Figure collection entries:

## begin

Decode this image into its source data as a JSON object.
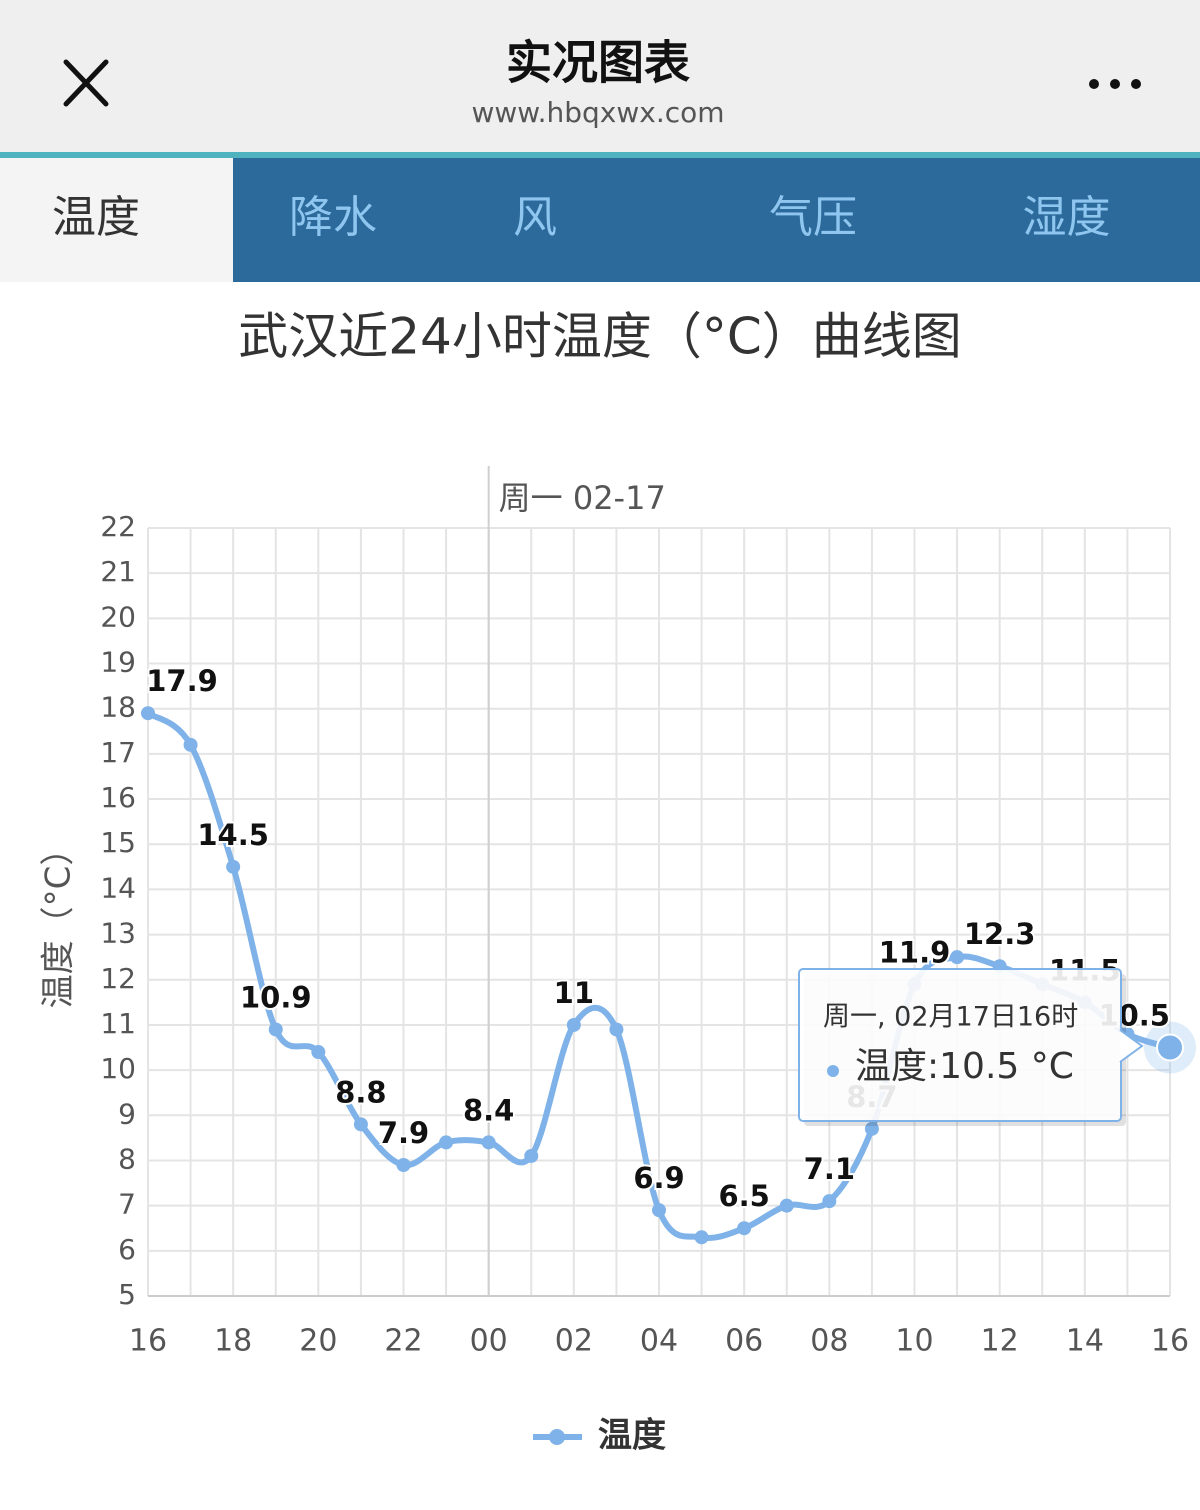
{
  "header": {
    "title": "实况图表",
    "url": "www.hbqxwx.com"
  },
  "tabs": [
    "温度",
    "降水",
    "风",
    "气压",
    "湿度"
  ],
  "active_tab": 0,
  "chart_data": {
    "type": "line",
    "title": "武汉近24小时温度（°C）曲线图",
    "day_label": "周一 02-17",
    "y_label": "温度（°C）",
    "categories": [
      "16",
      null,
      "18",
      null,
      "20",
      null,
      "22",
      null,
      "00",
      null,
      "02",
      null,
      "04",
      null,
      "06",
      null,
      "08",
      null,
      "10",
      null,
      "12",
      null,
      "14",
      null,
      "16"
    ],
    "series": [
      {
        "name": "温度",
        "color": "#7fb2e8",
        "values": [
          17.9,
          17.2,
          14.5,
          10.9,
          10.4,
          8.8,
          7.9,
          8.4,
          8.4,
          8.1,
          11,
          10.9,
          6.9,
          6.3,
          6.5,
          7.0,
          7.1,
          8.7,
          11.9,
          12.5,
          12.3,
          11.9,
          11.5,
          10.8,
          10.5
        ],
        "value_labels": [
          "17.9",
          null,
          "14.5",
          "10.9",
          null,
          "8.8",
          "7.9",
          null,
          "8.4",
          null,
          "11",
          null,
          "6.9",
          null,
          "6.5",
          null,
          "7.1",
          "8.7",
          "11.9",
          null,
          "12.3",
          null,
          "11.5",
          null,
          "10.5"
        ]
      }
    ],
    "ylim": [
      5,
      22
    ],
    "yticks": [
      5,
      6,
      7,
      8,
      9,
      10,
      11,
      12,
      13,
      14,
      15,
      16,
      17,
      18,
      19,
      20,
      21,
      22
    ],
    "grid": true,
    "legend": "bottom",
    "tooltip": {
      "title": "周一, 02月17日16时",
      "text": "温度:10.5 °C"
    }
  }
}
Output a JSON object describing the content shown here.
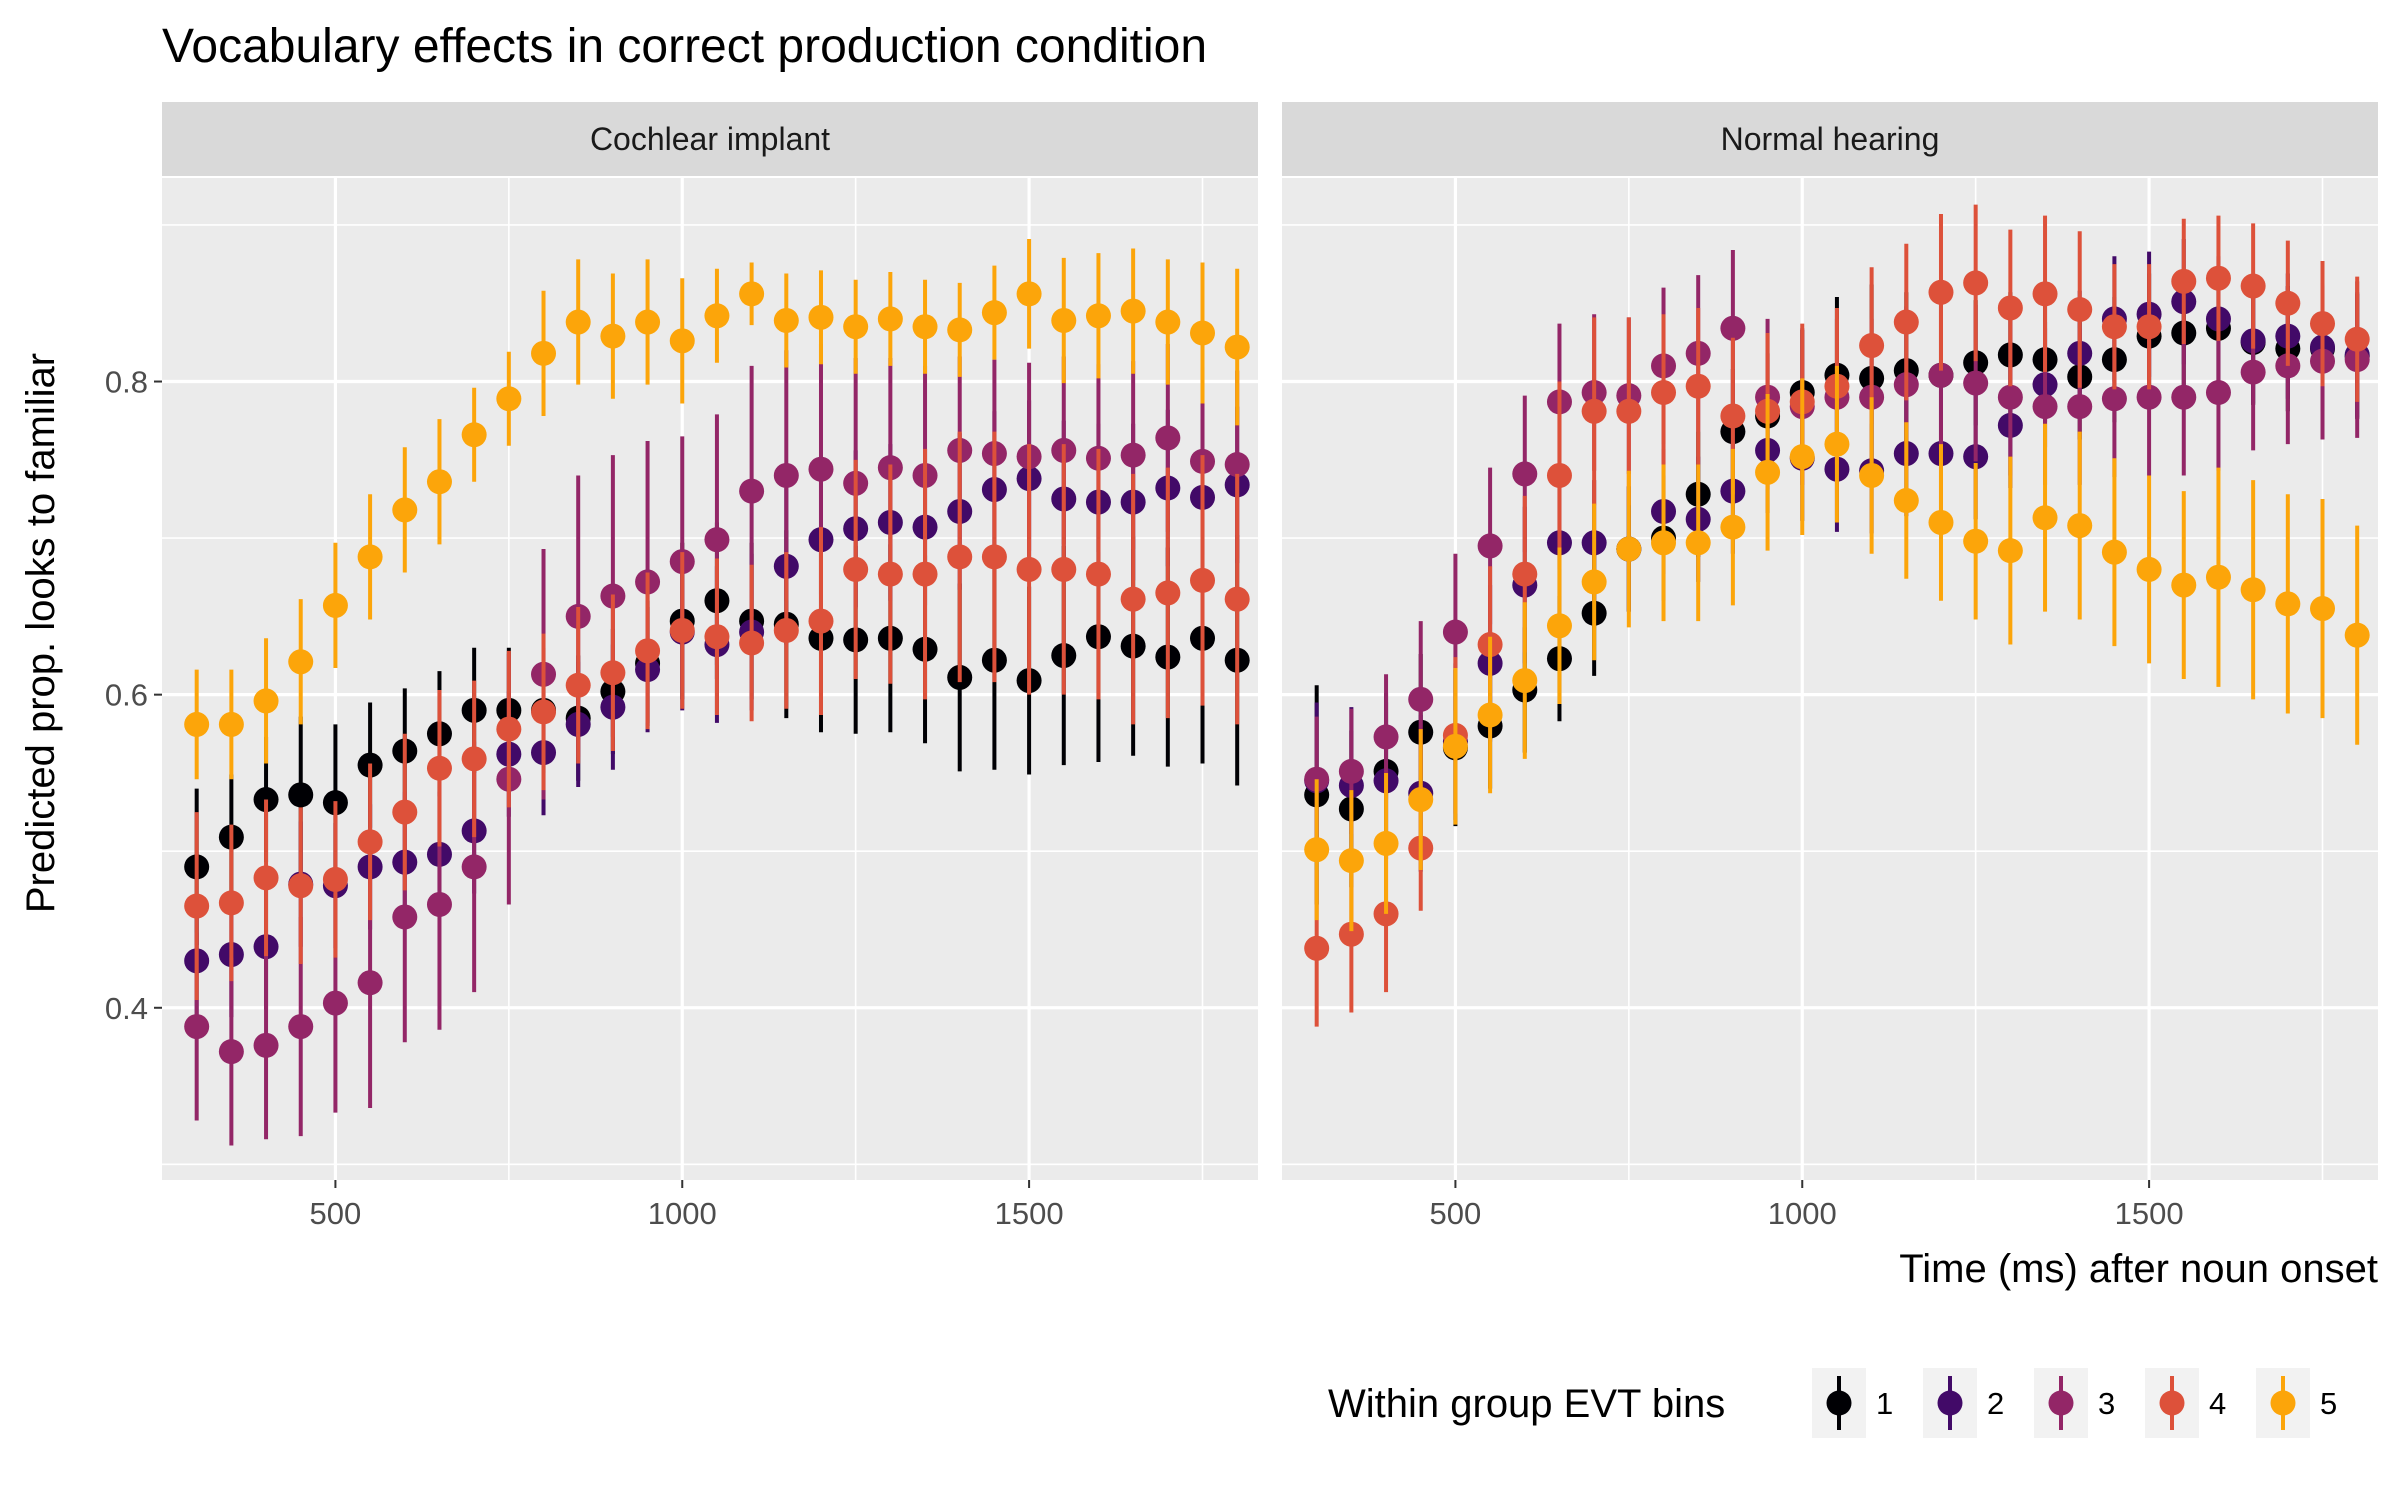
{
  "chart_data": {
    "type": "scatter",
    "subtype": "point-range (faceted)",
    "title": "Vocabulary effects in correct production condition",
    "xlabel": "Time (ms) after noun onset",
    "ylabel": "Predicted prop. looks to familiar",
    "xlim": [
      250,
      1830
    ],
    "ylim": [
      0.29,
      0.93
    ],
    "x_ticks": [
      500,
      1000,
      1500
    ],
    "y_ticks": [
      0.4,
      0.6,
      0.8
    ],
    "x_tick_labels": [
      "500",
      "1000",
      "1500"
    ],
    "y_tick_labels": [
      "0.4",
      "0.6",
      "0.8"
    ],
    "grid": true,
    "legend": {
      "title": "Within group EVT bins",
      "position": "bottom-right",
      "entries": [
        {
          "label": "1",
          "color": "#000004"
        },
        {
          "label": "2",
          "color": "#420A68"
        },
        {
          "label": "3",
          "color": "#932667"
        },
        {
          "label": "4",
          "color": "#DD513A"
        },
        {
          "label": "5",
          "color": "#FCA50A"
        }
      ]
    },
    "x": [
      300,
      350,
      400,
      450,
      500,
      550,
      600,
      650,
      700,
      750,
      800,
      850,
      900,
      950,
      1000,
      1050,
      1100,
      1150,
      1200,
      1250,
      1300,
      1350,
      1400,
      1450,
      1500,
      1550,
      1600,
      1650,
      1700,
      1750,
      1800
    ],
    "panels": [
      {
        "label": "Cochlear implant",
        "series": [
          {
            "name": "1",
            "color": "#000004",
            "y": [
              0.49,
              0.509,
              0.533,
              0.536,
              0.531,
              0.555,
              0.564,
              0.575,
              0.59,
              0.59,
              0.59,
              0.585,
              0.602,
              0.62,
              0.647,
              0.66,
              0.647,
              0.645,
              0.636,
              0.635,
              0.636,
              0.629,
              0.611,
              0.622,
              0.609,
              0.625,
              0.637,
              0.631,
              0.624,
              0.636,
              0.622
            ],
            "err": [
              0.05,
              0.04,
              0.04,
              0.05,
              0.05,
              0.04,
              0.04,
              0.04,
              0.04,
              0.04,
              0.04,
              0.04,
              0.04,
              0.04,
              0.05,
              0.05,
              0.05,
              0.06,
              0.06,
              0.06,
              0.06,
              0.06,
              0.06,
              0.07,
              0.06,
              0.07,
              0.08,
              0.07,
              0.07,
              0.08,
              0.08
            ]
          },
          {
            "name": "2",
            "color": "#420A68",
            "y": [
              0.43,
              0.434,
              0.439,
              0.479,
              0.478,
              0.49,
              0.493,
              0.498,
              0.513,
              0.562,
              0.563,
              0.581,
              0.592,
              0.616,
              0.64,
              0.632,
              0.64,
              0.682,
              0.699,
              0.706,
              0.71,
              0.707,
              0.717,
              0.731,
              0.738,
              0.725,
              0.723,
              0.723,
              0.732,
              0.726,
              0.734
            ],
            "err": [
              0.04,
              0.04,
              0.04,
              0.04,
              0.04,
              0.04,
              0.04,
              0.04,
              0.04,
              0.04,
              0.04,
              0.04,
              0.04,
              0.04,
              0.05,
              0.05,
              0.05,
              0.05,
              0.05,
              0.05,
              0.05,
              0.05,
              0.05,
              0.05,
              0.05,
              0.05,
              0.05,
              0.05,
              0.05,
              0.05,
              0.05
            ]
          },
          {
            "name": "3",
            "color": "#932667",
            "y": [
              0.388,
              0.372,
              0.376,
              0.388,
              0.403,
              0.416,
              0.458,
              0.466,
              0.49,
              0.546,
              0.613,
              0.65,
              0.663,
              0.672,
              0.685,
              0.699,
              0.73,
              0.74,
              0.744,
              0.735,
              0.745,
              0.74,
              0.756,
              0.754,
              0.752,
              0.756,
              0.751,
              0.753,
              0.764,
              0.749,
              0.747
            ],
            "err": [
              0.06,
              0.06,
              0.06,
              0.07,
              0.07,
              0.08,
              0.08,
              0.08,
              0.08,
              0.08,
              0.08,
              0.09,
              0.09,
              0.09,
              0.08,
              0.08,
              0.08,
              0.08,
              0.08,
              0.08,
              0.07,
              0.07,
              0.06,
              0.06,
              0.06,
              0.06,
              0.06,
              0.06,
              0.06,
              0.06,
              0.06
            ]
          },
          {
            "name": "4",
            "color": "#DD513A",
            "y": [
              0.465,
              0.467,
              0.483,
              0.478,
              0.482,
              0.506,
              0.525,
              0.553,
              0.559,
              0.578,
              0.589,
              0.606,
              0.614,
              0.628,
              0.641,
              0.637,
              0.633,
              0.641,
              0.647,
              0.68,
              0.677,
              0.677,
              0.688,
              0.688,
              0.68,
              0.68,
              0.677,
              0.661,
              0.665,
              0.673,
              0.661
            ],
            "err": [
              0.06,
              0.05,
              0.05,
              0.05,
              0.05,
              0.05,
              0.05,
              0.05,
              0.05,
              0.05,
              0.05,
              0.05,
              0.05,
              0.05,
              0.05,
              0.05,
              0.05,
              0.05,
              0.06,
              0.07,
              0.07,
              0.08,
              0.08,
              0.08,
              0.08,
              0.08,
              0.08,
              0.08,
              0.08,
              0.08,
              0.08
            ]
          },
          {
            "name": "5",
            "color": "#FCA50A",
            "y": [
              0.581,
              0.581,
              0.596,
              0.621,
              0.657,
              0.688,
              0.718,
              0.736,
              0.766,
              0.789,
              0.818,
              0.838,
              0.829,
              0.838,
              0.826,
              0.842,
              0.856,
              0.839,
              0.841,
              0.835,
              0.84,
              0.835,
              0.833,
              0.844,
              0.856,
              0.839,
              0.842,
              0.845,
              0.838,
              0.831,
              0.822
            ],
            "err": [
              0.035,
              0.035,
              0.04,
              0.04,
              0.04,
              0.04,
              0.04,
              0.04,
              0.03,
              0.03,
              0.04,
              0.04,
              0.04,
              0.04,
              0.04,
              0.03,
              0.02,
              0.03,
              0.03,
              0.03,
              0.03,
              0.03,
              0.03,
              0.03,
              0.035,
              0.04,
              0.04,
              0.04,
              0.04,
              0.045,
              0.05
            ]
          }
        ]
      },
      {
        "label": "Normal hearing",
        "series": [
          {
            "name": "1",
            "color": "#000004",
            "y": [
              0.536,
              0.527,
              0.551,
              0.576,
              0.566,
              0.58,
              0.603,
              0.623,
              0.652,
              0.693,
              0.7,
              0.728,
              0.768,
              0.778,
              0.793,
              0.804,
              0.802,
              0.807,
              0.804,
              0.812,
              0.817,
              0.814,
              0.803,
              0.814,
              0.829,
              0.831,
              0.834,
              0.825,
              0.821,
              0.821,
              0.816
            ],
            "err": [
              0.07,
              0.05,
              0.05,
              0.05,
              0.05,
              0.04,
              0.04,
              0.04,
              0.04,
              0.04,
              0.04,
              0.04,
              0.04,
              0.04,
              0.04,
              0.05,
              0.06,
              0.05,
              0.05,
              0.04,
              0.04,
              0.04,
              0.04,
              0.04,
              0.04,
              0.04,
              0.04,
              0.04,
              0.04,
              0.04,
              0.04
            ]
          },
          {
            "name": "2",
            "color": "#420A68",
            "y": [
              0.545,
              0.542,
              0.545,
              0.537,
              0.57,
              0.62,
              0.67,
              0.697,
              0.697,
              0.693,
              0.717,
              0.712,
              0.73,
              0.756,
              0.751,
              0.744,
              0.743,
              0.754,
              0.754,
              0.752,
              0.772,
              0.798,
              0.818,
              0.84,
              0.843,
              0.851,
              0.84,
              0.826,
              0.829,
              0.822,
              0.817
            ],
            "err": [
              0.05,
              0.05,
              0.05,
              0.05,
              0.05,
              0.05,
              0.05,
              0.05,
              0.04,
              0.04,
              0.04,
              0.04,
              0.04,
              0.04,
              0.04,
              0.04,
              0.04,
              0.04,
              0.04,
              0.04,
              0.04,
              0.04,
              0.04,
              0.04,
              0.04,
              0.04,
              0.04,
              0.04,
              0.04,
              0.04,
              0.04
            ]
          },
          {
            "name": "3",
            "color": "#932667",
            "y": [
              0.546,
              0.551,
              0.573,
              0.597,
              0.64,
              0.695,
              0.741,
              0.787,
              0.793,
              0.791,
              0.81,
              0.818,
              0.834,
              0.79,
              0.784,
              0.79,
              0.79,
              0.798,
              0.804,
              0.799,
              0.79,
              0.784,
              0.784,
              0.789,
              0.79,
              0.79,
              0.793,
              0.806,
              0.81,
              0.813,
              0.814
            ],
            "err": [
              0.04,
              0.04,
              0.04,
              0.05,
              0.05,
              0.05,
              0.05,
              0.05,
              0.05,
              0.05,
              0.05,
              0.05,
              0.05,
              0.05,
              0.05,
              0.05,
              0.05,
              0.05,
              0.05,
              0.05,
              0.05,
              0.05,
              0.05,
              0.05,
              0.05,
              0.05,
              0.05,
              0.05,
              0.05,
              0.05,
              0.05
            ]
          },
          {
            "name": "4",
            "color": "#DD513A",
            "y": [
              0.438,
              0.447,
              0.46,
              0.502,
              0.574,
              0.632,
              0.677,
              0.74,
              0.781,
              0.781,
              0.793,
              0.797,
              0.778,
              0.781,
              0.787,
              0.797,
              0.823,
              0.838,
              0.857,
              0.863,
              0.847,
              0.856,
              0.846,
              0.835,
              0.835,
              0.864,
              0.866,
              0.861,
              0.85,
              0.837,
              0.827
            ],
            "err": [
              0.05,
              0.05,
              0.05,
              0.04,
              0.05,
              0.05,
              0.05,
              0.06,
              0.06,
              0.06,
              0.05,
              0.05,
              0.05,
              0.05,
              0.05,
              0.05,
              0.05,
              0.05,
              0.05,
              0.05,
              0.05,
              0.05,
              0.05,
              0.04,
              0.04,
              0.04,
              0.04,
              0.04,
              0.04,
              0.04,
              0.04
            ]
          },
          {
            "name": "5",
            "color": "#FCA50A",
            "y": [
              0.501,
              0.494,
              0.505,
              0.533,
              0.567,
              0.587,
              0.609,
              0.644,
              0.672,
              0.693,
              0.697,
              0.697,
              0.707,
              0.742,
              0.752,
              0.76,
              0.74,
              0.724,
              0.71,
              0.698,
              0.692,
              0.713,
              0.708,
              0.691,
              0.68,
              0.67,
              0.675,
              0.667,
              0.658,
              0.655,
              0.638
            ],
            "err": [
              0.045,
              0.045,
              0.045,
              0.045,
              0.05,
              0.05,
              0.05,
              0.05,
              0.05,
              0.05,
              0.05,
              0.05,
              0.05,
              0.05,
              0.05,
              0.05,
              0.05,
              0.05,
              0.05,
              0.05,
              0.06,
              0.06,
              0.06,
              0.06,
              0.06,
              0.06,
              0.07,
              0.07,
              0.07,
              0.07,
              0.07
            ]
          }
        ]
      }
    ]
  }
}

## end

__Goal of the exercise__. Write out every line of the listing that holds the word "JSON".

__Task solution__.
Decode this image into its source data as a JSON object.
Output a JSON object describing the content shown here.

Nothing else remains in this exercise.